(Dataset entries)
════════════════════
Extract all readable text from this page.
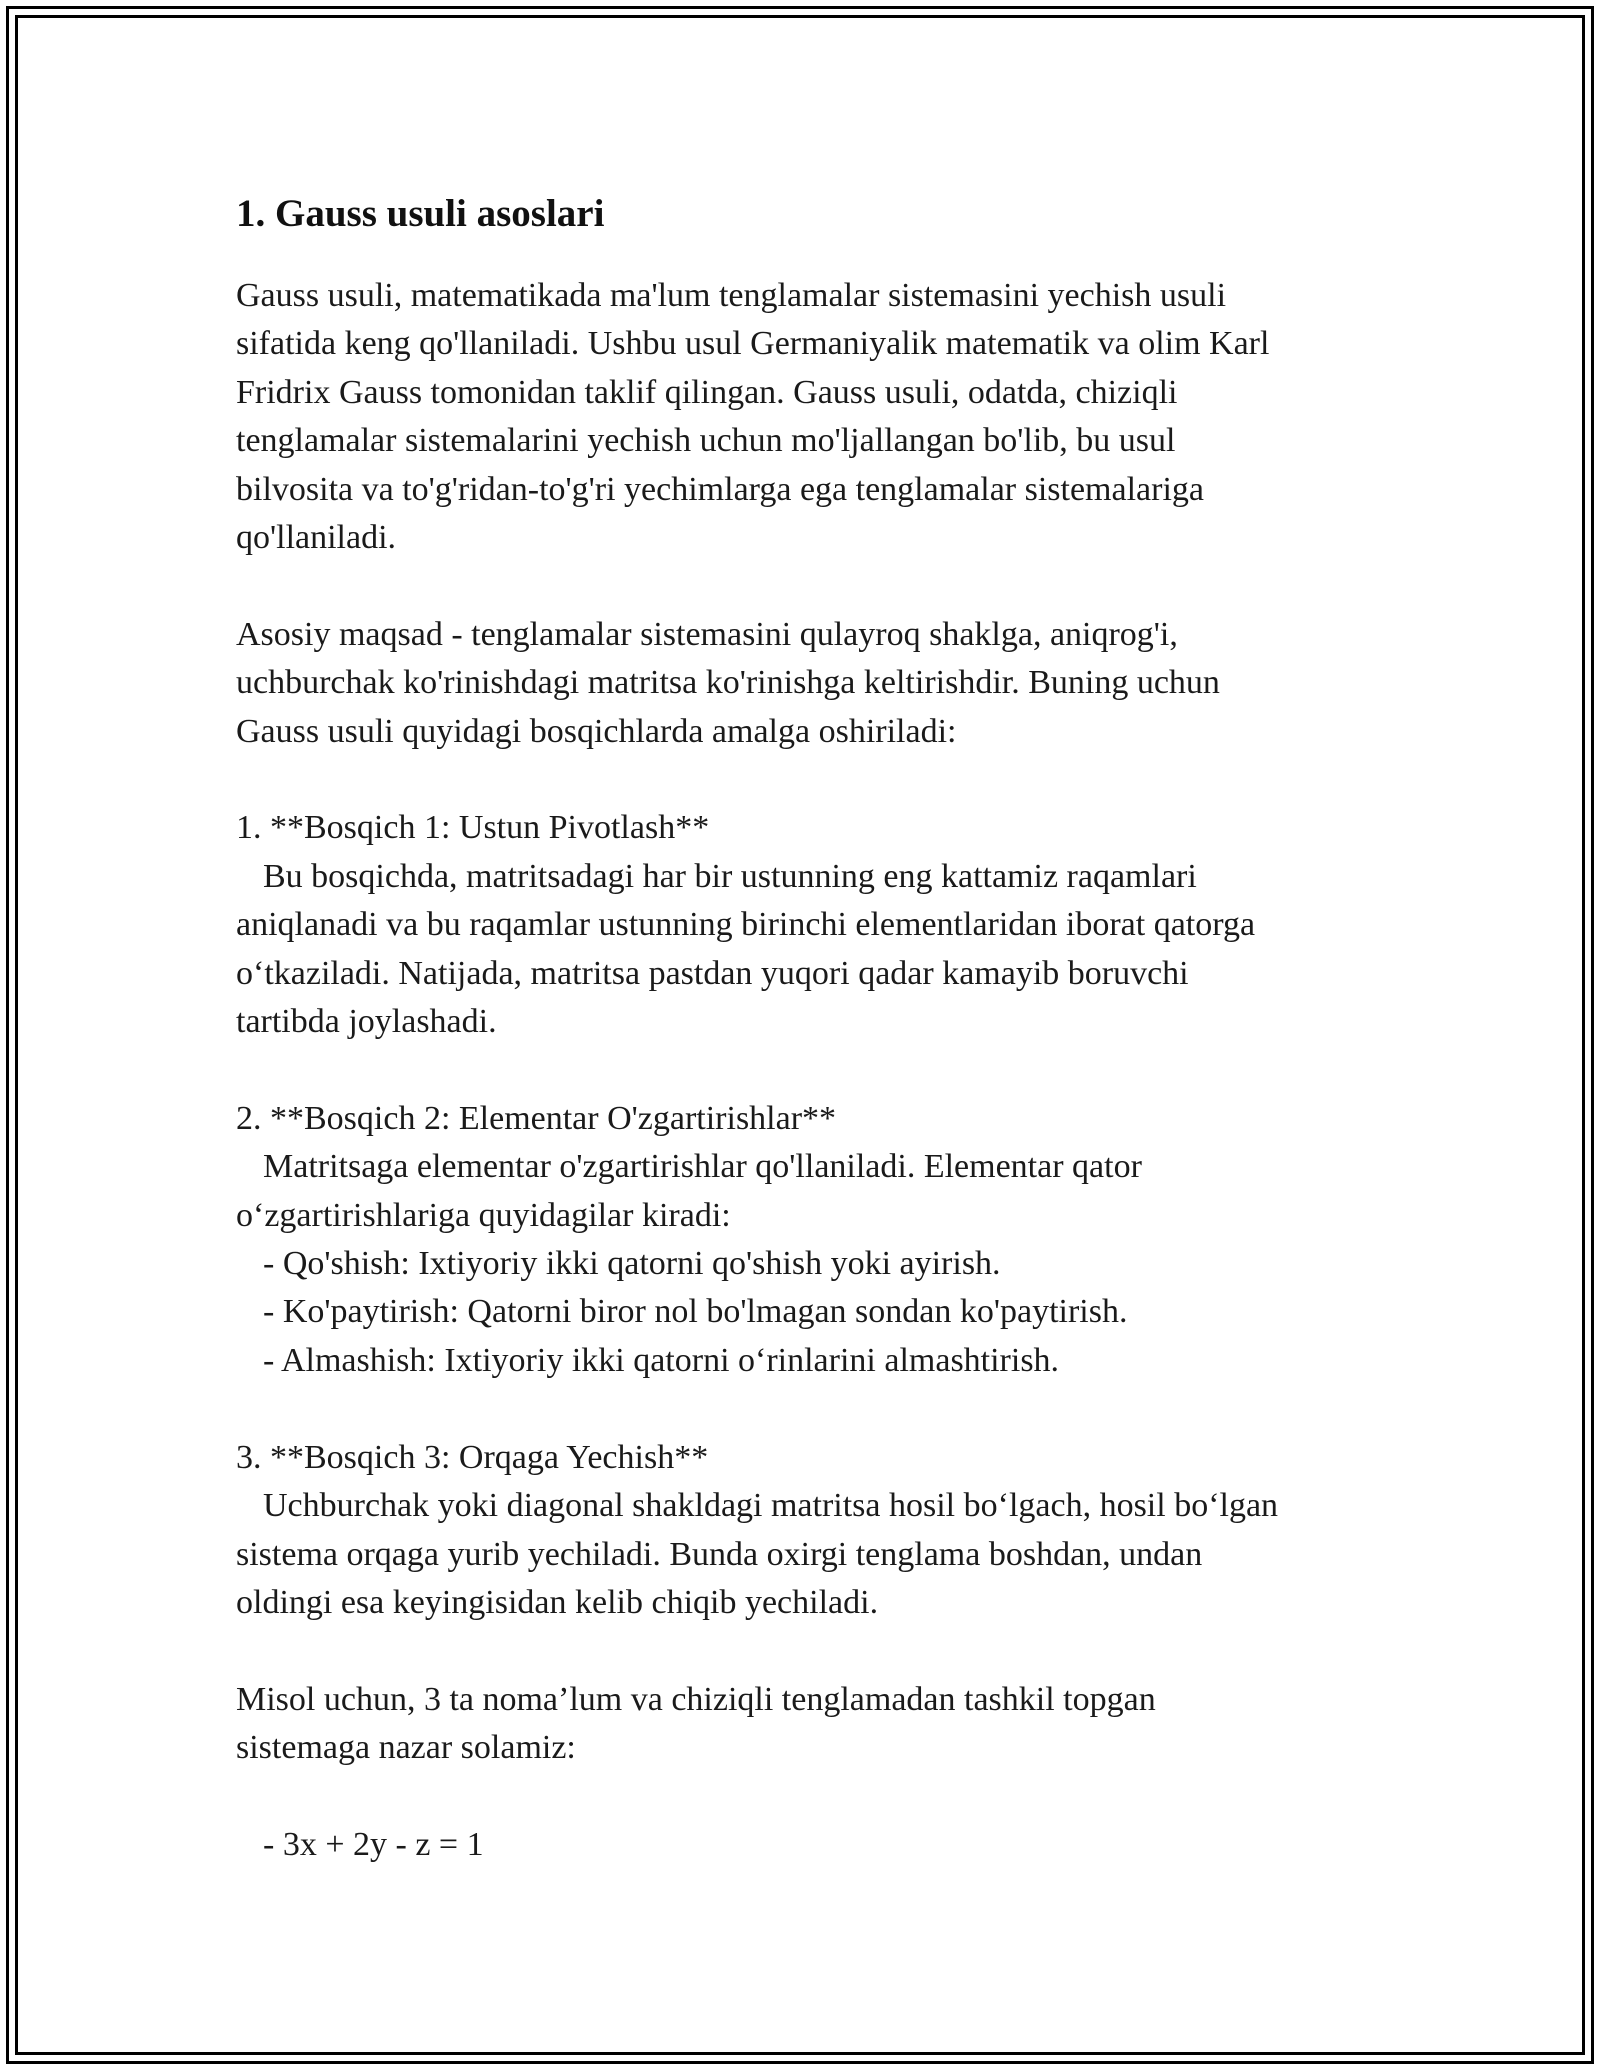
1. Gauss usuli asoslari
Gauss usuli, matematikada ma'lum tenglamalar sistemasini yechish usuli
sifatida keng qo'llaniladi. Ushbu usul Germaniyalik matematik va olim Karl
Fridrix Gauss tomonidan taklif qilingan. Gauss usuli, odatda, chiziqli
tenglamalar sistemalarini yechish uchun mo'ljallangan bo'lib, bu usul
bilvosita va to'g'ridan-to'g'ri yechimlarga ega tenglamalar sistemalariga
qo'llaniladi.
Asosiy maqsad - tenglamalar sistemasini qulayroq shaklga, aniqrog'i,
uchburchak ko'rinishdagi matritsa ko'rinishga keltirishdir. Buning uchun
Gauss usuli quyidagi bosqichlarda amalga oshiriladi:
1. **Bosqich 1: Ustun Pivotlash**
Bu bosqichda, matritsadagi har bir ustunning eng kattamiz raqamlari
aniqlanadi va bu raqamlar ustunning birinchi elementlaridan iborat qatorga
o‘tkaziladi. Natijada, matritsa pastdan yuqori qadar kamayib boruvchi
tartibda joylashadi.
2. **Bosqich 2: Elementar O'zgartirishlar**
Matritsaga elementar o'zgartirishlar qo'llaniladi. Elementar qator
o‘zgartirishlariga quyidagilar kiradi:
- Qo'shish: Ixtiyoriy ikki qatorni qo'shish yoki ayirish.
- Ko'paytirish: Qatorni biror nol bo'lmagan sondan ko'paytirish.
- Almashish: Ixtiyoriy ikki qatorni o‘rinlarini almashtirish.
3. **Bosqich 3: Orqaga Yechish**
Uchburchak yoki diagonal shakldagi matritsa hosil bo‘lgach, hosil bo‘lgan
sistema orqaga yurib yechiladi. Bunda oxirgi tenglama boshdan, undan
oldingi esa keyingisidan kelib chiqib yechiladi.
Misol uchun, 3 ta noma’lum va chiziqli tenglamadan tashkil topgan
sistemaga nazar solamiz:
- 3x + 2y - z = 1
════════════════════
* The problem *
Filter the records above for "ustunning" and copy every matching line.

* Exercise answer *
Bu bosqichda, matritsadagi har bir ustunning eng kattamiz raqamlari
aniqlanadi va bu raqamlar ustunning birinchi elementlaridan iborat qatorga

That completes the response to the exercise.